**Required task**
Copy every line of the data that contains the string "this".

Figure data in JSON
»»

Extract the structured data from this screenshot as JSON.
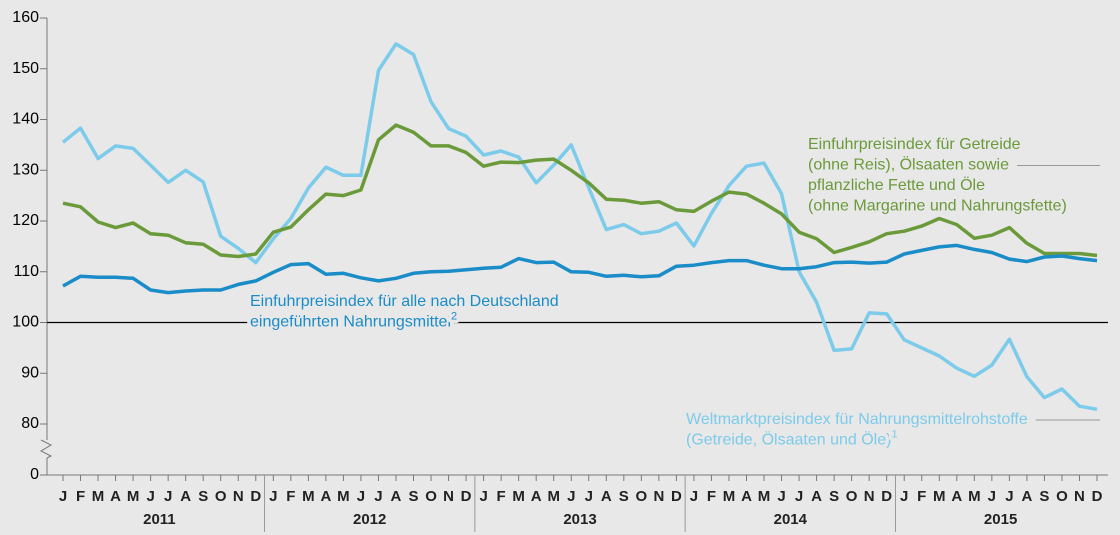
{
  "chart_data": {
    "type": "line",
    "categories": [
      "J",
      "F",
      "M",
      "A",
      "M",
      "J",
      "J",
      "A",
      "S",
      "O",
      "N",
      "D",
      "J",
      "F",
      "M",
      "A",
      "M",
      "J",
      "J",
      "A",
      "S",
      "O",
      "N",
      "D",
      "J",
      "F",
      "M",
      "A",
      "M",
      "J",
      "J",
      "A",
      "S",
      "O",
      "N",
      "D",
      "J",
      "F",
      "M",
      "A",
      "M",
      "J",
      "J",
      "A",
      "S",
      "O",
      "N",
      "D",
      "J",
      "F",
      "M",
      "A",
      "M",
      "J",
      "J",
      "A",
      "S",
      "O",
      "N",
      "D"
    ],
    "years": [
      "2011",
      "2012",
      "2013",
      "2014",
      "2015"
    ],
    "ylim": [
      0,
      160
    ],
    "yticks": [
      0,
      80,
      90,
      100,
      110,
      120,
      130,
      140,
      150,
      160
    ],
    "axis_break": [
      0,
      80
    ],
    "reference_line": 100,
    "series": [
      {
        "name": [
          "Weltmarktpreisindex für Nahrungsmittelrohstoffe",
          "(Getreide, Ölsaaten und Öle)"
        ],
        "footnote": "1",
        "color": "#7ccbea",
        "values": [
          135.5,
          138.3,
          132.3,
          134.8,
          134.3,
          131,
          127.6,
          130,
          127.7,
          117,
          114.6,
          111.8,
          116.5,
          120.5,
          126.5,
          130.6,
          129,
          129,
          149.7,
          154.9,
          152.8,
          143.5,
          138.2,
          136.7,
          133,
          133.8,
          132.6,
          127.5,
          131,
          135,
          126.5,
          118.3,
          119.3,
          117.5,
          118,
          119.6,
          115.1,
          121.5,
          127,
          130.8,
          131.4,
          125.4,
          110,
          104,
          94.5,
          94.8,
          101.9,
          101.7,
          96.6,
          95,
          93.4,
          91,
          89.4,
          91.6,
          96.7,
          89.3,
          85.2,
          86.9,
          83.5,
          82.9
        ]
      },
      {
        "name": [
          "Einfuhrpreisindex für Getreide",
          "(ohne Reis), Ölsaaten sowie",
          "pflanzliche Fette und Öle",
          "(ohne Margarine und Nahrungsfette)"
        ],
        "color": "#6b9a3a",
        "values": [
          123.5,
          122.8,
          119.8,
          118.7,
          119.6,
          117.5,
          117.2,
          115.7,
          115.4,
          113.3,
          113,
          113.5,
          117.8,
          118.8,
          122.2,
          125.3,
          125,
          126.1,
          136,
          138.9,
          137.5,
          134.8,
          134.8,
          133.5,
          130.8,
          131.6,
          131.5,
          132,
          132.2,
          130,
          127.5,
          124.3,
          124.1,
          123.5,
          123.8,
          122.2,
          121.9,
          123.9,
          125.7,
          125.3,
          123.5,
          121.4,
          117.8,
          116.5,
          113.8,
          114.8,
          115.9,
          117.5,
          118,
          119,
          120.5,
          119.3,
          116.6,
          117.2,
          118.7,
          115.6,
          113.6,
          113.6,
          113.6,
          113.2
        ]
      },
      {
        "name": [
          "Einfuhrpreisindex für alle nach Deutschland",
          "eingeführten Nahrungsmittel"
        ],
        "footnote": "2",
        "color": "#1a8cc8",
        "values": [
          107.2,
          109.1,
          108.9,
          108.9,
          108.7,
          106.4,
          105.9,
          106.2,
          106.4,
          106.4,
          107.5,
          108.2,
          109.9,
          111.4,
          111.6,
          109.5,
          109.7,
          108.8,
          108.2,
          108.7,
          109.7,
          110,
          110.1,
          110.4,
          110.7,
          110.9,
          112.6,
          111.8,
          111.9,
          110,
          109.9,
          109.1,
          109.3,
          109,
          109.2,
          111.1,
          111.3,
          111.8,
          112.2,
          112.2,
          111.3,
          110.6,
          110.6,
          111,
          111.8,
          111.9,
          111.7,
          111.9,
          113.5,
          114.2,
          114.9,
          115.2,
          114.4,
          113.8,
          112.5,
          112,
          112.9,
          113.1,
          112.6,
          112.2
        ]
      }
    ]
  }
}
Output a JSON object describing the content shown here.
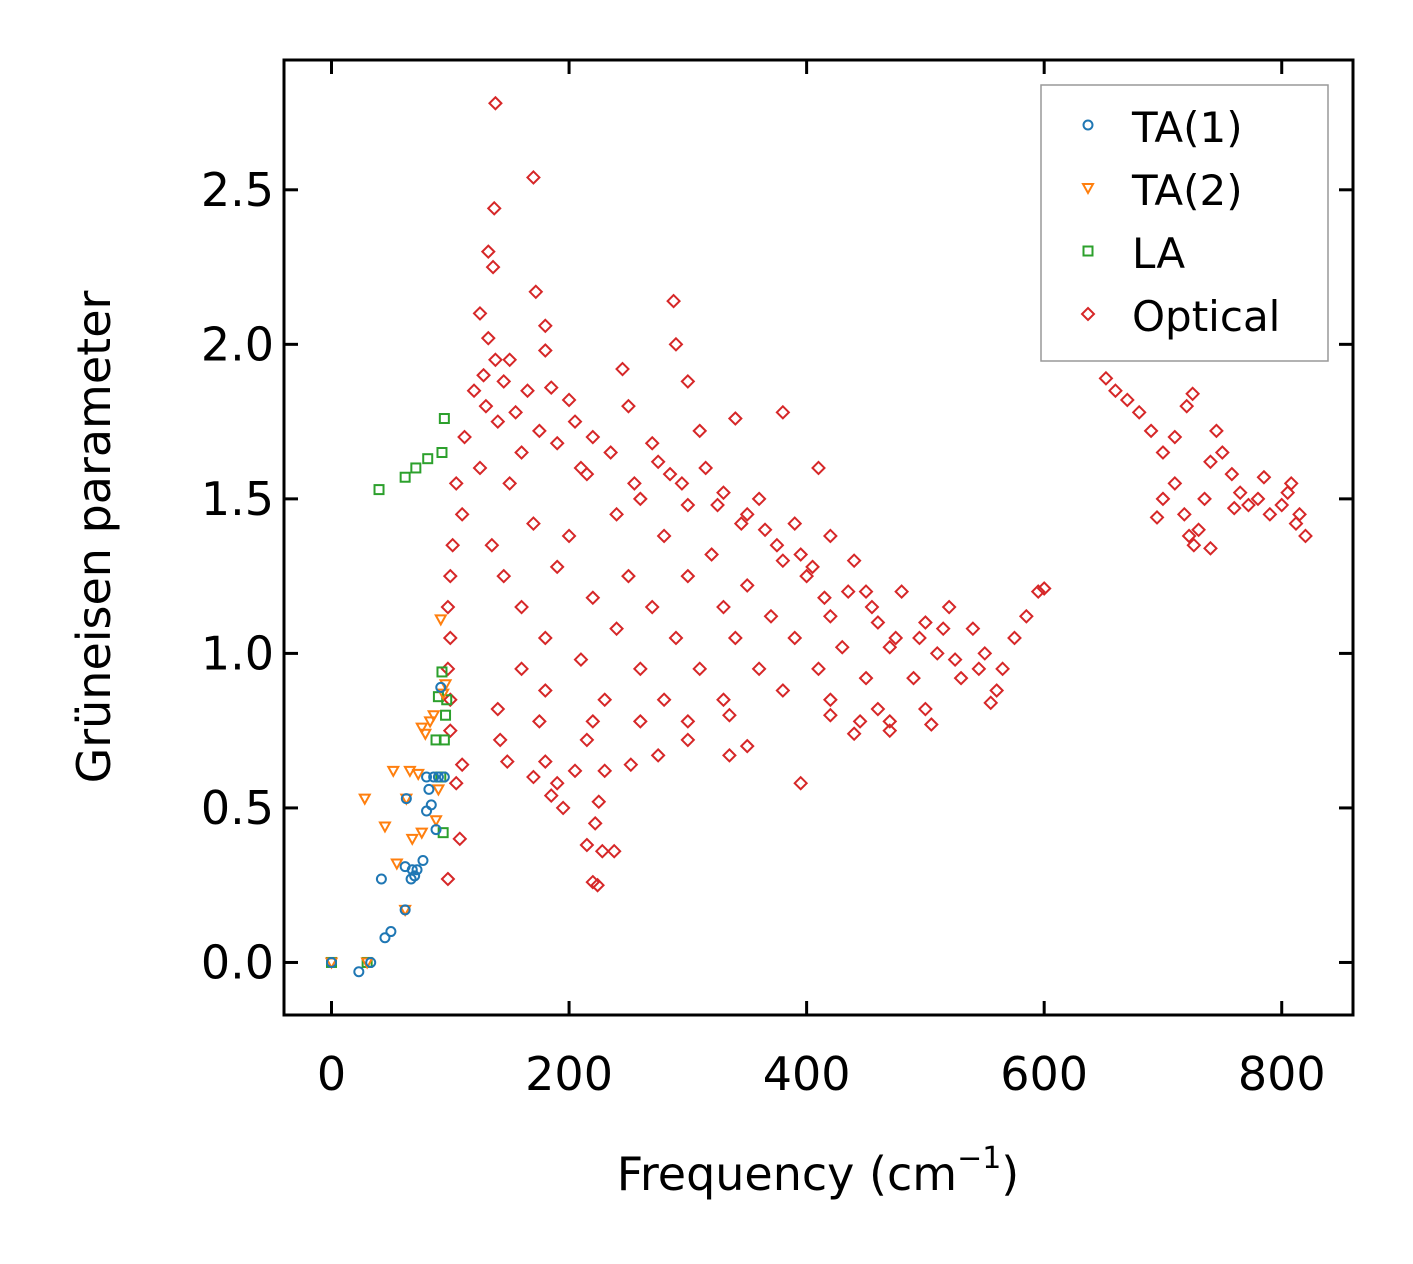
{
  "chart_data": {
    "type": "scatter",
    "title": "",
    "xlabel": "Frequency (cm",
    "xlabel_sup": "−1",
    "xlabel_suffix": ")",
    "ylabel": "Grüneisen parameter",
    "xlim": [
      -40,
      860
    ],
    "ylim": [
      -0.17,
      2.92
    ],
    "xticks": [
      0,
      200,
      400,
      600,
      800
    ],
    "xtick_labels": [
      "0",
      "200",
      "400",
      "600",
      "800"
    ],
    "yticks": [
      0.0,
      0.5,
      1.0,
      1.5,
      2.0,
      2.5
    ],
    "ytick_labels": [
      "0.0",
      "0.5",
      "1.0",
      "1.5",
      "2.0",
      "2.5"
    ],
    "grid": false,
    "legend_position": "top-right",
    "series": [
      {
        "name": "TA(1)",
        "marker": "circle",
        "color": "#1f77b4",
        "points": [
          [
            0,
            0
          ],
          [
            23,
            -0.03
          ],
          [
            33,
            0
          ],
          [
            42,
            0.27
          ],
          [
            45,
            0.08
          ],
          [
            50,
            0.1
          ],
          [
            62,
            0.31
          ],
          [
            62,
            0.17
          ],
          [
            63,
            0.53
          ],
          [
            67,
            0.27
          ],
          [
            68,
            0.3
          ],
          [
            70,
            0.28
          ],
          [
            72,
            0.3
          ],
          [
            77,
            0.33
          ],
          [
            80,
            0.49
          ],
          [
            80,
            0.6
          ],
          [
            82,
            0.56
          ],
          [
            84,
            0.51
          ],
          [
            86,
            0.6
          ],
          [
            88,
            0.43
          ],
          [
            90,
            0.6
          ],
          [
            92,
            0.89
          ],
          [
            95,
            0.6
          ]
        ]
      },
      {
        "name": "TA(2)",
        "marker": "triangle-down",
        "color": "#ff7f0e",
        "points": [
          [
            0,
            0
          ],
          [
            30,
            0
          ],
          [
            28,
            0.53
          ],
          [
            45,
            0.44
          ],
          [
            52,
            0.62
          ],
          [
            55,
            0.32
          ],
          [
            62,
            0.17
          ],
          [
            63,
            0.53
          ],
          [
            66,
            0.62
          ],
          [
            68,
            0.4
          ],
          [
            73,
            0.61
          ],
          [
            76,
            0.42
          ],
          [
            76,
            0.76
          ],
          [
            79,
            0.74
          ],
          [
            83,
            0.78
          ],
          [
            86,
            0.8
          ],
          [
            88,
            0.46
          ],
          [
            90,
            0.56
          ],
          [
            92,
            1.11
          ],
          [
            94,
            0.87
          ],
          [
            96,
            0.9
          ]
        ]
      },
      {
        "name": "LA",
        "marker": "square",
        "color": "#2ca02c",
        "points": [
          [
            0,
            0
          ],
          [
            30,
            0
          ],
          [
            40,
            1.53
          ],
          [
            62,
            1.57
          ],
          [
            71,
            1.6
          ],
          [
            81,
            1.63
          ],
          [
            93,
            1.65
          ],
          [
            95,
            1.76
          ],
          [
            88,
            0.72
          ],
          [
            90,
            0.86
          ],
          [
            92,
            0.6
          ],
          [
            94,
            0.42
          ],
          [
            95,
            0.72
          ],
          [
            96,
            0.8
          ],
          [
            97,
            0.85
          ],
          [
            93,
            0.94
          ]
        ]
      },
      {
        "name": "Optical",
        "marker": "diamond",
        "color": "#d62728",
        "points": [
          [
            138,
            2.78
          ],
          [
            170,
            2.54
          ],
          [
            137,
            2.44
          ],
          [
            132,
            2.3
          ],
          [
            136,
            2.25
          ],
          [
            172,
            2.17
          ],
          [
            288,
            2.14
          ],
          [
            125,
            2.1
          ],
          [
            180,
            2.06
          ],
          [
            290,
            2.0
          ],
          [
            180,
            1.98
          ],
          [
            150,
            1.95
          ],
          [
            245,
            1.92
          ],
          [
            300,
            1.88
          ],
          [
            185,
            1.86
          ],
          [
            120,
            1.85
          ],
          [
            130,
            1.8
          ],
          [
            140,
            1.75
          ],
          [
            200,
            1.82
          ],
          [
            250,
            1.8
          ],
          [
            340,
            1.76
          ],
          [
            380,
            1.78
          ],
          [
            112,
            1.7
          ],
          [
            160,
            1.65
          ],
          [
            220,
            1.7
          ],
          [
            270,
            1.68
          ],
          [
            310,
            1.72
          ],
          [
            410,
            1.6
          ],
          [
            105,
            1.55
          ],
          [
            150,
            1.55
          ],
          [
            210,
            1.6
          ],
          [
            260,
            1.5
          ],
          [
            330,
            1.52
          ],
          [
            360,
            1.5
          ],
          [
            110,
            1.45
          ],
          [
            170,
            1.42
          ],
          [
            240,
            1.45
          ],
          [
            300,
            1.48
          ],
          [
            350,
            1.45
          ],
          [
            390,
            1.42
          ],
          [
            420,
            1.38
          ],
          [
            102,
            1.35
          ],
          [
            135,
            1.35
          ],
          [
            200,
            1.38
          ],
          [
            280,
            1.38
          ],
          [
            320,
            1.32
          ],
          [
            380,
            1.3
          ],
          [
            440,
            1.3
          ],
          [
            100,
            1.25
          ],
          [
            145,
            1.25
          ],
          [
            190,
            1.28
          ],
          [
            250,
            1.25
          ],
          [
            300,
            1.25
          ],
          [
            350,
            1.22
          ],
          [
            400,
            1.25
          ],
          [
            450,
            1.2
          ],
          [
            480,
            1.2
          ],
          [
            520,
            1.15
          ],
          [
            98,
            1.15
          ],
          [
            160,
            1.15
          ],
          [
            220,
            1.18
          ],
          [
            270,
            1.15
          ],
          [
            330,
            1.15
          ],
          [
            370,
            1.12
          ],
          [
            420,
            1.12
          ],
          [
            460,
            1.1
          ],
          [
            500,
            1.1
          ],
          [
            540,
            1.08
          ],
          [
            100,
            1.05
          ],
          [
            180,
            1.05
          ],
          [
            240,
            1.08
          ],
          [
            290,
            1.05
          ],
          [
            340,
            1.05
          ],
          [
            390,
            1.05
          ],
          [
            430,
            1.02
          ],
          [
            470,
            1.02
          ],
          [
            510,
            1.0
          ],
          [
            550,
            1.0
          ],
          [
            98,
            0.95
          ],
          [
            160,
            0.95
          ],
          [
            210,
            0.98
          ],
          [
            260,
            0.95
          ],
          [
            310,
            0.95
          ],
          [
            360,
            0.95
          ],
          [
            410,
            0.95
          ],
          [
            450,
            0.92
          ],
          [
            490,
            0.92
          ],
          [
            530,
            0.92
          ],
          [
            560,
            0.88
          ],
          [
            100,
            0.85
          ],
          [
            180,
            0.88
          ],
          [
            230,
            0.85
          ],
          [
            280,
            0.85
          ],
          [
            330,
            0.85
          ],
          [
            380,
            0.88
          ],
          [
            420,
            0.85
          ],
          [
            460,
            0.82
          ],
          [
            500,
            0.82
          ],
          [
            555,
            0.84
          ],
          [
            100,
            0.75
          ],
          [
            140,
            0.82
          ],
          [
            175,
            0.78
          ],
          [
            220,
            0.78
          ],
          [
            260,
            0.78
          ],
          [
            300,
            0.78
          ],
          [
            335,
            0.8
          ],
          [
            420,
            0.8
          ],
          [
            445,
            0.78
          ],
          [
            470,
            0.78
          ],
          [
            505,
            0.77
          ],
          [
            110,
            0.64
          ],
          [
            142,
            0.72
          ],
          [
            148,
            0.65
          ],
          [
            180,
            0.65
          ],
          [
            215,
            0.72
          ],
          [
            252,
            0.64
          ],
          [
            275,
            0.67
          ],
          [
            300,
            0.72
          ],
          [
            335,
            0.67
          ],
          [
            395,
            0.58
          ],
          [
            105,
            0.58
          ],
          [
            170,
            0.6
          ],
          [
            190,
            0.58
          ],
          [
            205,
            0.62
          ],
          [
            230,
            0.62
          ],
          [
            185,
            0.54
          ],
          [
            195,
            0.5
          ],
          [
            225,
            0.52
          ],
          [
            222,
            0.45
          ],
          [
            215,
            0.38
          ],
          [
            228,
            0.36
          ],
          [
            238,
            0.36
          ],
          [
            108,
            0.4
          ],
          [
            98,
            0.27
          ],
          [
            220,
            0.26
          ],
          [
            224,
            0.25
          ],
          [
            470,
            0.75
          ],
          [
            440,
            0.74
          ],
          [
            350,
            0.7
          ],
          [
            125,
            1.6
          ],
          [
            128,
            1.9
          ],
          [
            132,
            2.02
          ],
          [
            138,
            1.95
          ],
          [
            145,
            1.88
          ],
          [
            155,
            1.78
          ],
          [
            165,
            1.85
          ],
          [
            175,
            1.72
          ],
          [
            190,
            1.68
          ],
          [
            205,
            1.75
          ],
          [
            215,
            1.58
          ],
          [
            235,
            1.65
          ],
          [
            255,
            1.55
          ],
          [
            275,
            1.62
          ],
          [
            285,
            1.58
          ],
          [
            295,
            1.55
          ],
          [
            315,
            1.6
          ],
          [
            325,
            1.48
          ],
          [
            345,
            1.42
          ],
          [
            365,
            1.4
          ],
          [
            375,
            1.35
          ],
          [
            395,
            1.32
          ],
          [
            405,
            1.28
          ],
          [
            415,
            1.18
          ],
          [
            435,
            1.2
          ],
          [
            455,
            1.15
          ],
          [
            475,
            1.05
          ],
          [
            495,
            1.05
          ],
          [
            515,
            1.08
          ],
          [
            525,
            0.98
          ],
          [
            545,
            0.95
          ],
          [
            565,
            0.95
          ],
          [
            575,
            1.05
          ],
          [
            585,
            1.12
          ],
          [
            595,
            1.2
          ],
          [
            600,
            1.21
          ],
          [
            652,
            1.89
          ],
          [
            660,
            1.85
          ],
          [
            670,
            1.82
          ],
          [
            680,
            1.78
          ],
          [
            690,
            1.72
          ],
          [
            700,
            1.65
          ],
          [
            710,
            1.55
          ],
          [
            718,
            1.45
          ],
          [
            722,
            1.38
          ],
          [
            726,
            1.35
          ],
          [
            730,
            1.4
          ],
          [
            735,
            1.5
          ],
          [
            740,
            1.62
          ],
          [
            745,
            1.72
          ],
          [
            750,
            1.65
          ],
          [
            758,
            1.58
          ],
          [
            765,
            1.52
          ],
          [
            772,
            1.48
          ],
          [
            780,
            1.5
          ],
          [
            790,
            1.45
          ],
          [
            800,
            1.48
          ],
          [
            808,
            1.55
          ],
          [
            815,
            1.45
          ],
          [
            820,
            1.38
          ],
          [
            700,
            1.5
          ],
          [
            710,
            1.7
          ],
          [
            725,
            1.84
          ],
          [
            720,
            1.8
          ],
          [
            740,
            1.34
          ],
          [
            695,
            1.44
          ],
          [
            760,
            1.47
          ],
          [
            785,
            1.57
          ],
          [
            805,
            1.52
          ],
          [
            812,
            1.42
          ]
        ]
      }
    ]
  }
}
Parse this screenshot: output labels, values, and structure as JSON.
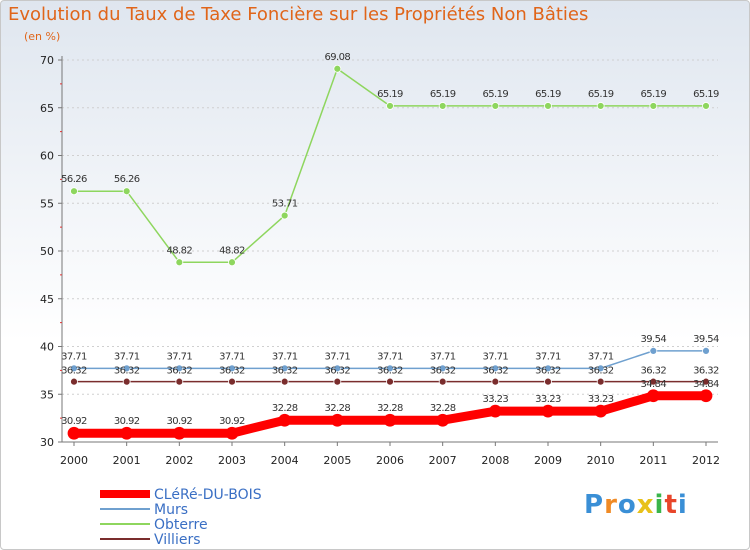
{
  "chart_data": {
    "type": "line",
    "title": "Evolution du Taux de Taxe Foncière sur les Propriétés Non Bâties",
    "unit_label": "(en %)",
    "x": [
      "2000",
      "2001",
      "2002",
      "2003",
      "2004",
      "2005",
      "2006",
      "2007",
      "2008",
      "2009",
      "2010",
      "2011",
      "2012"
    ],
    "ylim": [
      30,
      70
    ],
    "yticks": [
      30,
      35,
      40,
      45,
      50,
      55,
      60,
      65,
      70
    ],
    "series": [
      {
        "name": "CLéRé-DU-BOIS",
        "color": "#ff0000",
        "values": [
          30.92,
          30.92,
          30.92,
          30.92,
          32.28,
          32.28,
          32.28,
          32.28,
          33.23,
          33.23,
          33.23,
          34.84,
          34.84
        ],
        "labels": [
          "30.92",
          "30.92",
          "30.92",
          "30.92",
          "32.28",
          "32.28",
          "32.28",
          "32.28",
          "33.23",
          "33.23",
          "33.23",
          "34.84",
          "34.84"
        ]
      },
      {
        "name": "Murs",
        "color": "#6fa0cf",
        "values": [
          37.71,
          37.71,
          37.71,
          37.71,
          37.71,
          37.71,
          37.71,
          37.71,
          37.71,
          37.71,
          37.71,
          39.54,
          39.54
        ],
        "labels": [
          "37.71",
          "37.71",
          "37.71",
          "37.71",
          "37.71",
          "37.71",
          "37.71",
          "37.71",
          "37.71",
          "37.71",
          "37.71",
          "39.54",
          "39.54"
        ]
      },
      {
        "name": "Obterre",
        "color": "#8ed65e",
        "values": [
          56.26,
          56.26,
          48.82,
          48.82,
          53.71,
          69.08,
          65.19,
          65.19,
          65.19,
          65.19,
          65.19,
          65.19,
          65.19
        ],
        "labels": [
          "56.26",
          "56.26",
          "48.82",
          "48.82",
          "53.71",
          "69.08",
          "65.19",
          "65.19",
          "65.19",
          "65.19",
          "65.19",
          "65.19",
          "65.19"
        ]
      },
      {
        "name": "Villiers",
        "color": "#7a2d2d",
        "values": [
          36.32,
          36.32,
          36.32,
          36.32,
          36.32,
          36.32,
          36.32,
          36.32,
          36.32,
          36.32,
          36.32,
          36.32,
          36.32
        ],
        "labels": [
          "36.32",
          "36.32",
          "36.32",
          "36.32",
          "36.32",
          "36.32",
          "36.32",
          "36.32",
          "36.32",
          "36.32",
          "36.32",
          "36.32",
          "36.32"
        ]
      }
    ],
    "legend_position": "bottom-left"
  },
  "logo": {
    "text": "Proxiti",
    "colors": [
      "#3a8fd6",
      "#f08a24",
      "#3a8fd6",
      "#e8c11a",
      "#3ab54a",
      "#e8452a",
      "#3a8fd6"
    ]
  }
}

««

**Exercise response**
Extract the structured data from this screenshot as JSON.
Parse this screenshot: output labels, values, and structure as JSON.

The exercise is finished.